DATA EXTRACT
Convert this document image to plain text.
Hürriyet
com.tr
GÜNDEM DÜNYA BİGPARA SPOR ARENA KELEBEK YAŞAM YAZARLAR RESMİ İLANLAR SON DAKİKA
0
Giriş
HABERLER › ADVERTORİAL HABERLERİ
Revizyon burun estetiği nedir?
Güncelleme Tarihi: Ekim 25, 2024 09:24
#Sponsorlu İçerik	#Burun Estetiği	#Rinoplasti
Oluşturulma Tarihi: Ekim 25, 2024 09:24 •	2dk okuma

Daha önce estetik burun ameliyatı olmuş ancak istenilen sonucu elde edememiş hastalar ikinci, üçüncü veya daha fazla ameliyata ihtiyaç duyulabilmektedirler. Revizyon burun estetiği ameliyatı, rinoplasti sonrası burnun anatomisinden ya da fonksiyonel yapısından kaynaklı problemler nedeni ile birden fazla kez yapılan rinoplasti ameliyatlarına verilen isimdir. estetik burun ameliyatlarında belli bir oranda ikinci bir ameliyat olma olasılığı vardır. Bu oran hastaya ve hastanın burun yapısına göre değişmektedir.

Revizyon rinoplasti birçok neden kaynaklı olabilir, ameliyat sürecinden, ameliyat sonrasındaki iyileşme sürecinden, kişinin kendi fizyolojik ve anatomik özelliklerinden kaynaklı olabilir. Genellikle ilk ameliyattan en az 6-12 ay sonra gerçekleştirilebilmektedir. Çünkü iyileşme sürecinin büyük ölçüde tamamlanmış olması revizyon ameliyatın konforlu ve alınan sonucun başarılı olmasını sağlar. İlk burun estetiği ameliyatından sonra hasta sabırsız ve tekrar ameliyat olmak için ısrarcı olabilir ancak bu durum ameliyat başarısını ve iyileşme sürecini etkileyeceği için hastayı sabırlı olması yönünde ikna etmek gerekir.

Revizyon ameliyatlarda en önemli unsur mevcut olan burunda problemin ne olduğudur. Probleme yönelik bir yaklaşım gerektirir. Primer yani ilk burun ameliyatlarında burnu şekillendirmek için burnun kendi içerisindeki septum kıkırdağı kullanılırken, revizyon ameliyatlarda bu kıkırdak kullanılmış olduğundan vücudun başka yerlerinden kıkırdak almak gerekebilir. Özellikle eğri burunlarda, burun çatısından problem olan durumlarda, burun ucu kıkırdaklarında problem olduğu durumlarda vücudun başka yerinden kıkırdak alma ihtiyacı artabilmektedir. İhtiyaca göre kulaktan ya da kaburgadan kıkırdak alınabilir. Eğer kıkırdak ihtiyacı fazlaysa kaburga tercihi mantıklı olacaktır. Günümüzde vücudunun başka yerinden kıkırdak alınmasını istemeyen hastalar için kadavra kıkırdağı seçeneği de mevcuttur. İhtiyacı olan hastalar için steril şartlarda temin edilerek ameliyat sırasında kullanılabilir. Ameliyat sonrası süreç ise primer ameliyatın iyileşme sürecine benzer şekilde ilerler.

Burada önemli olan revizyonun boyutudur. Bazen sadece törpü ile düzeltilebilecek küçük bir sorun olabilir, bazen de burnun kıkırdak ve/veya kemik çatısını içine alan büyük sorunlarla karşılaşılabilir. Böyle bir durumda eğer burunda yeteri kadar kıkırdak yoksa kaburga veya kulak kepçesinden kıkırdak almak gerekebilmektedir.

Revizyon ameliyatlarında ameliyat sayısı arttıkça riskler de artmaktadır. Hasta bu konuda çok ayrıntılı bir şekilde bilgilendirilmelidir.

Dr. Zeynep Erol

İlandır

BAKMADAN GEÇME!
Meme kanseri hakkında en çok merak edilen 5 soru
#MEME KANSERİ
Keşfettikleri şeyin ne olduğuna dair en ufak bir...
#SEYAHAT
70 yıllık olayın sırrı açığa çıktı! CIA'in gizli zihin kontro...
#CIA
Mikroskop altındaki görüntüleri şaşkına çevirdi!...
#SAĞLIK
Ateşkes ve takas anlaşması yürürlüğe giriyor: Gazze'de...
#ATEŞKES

EXERCISE REQUIREMENTS
Produce an exact copy of the whole listing.

TASK RESPONSE
Convert this document image to plain text.
Hürriyet
com.tr
GÜNDEM DÜNYA BİGPARA SPOR ARENA KELEBEK YAŞAM YAZARLAR RESMİ İLANLAR SON DAKİKA
0
Giriş
HABERLER › ADVERTORİAL HABERLERİ
Revizyon burun estetiği nedir?
Güncelleme Tarihi: Ekim 25, 2024 09:24
#Sponsorlu İçerik	#Burun Estetiği	#Rinoplasti
Oluşturulma Tarihi: Ekim 25, 2024 09:24 •	2dk okuma

Daha önce estetik burun ameliyatı olmuş ancak istenilen sonucu elde edememiş hastalar ikinci, üçüncü veya daha fazla ameliyata ihtiyaç duyulabilmektedirler. Revizyon burun estetiği ameliyatı, rinoplasti sonrası burnun anatomisinden ya da fonksiyonel yapısından kaynaklı problemler nedeni ile birden fazla kez yapılan rinoplasti ameliyatlarına verilen isimdir. estetik burun ameliyatlarında belli bir oranda ikinci bir ameliyat olma olasılığı vardır. Bu oran hastaya ve hastanın burun yapısına göre değişmektedir.

Revizyon rinoplasti birçok neden kaynaklı olabilir, ameliyat sürecinden, ameliyat sonrasındaki iyileşme sürecinden, kişinin kendi fizyolojik ve anatomik özelliklerinden kaynaklı olabilir. Genellikle ilk ameliyattan en az 6-12 ay sonra gerçekleştirilebilmektedir. Çünkü iyileşme sürecinin büyük ölçüde tamamlanmış olması revizyon ameliyatın konforlu ve alınan sonucun başarılı olmasını sağlar. İlk burun estetiği ameliyatından sonra hasta sabırsız ve tekrar ameliyat olmak için ısrarcı olabilir ancak bu durum ameliyat başarısını ve iyileşme sürecini etkileyeceği için hastayı sabırlı olması yönünde ikna etmek gerekir.

Revizyon ameliyatlarda en önemli unsur mevcut olan burunda problemin ne olduğudur. Probleme yönelik bir yaklaşım gerektirir. Primer yani ilk burun ameliyatlarında burnu şekillendirmek için burnun kendi içerisindeki septum kıkırdağı kullanılırken, revizyon ameliyatlarda bu kıkırdak kullanılmış olduğundan vücudun başka yerlerinden kıkırdak almak gerekebilir. Özellikle eğri burunlarda, burun çatısından problem olan durumlarda, burun ucu kıkırdaklarında problem olduğu durumlarda vücudun başka yerinden kıkırdak alma ihtiyacı artabilmektedir. İhtiyaca göre kulaktan ya da kaburgadan kıkırdak alınabilir. Eğer kıkırdak ihtiyacı fazlaysa kaburga tercihi mantıklı olacaktır. Günümüzde vücudunun başka yerinden kıkırdak alınmasını istemeyen hastalar için kadavra kıkırdağı seçeneği de mevcuttur. İhtiyacı olan hastalar için steril şartlarda temin edilerek ameliyat sırasında kullanılabilir. Ameliyat sonrası süreç ise primer ameliyatın iyileşme sürecine benzer şekilde ilerler.

Burada önemli olan revizyonun boyutudur. Bazen sadece törpü ile düzeltilebilecek küçük bir sorun olabilir, bazen de burnun kıkırdak ve/veya kemik çatısını içine alan büyük sorunlarla karşılaşılabilir. Böyle bir durumda eğer burunda yeteri kadar kıkırdak yoksa kaburga veya kulak kepçesinden kıkırdak almak gerekebilmektedir.

Revizyon ameliyatlarında ameliyat sayısı arttıkça riskler de artmaktadır. Hasta bu konuda çok ayrıntılı bir şekilde bilgilendirilmelidir.

Dr. Zeynep Erol

İlandır

BAKMADAN GEÇME!
Meme kanseri hakkında en çok merak edilen 5 soru
#MEME KANSERİ
Keşfettikleri şeyin ne olduğuna dair en ufak bir...
#SEYAHAT
70 yıllık olayın sırrı açığa çıktı! CIA'in gizli zihin kontro...
#CIA
Mikroskop altındaki görüntüleri şaşkına çevirdi!...
#SAĞLIK
Ateşkes ve takas anlaşması yürürlüğe giriyor: Gazze'de...
#ATEŞKES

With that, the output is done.